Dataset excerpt
========================

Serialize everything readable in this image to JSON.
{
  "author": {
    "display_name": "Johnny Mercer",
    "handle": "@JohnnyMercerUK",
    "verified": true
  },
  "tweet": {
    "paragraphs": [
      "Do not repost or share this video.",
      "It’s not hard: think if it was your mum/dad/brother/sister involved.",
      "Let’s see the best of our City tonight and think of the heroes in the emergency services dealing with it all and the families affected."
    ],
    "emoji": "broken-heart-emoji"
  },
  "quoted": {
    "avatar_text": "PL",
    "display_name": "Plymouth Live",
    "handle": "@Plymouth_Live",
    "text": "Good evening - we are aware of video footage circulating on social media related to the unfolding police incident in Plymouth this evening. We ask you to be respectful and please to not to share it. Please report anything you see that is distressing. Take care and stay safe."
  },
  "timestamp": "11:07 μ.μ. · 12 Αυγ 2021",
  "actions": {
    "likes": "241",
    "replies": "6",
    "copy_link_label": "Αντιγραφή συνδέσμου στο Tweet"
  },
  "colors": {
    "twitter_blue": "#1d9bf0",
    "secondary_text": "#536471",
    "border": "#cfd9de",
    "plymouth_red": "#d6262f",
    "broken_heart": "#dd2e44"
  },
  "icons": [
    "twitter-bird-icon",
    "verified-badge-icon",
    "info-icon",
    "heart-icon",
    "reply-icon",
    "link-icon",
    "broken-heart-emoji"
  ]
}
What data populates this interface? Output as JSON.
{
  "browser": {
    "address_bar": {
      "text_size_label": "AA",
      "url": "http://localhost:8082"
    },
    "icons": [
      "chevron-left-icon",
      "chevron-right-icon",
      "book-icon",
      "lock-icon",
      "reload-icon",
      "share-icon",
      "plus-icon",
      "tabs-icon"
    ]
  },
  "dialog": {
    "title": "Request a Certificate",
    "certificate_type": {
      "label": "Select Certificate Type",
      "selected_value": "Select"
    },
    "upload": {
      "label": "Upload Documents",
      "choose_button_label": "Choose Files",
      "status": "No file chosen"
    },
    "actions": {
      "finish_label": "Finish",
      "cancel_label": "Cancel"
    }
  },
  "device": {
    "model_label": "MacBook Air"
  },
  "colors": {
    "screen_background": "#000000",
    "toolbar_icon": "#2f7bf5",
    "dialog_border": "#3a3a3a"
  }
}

========================

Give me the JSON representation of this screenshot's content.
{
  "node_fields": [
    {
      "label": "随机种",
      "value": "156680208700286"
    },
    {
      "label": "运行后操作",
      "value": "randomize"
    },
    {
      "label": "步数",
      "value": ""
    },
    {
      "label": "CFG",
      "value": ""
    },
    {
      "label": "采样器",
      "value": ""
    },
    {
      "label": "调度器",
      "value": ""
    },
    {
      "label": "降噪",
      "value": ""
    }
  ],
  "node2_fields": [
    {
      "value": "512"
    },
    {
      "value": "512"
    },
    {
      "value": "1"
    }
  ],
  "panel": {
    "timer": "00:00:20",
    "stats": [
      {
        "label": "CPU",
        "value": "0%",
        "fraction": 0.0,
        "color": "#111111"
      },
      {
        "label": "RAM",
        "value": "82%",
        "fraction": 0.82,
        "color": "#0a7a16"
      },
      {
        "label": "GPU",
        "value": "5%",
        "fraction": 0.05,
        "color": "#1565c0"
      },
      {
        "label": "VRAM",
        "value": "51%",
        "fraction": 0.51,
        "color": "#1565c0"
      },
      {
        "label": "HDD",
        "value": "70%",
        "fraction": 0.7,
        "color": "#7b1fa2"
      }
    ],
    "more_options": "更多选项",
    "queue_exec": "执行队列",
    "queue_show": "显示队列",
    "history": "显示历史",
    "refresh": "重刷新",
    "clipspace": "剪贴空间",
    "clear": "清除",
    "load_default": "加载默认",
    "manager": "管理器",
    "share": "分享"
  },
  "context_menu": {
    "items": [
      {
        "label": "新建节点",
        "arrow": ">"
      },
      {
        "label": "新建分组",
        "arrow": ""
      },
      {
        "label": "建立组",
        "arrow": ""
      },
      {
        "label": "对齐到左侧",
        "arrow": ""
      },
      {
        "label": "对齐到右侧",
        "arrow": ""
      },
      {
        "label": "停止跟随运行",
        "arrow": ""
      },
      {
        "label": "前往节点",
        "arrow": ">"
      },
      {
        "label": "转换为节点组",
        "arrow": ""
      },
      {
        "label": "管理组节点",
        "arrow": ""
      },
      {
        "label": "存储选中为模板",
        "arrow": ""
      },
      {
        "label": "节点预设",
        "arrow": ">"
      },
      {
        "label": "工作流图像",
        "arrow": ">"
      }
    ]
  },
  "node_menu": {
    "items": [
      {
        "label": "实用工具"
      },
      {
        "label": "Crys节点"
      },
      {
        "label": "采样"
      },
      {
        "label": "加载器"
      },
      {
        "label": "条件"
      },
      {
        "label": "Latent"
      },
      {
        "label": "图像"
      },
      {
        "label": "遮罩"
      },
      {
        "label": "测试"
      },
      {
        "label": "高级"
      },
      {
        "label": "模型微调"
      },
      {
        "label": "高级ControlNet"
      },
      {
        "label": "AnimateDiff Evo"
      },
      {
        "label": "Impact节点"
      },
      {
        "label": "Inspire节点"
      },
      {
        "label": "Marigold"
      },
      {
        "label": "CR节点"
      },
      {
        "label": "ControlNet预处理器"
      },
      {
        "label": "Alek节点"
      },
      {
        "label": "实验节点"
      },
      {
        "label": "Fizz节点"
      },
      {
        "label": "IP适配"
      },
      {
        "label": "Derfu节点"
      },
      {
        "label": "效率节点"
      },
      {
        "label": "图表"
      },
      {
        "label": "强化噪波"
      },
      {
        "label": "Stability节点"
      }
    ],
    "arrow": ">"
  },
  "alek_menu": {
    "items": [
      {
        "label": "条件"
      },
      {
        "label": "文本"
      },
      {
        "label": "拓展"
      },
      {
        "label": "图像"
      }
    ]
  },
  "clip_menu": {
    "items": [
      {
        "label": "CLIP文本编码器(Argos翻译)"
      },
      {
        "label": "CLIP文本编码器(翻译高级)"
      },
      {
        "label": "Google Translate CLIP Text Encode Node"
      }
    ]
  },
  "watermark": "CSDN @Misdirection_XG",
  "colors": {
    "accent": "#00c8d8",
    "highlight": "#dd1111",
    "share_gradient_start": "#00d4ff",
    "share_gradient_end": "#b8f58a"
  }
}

========================

§ **Set problem**: For the listing above, identify each line bearing "emoji".

§ **The answer**:
    "emoji": "broken-heart-emoji"
    "broken-heart-emoji"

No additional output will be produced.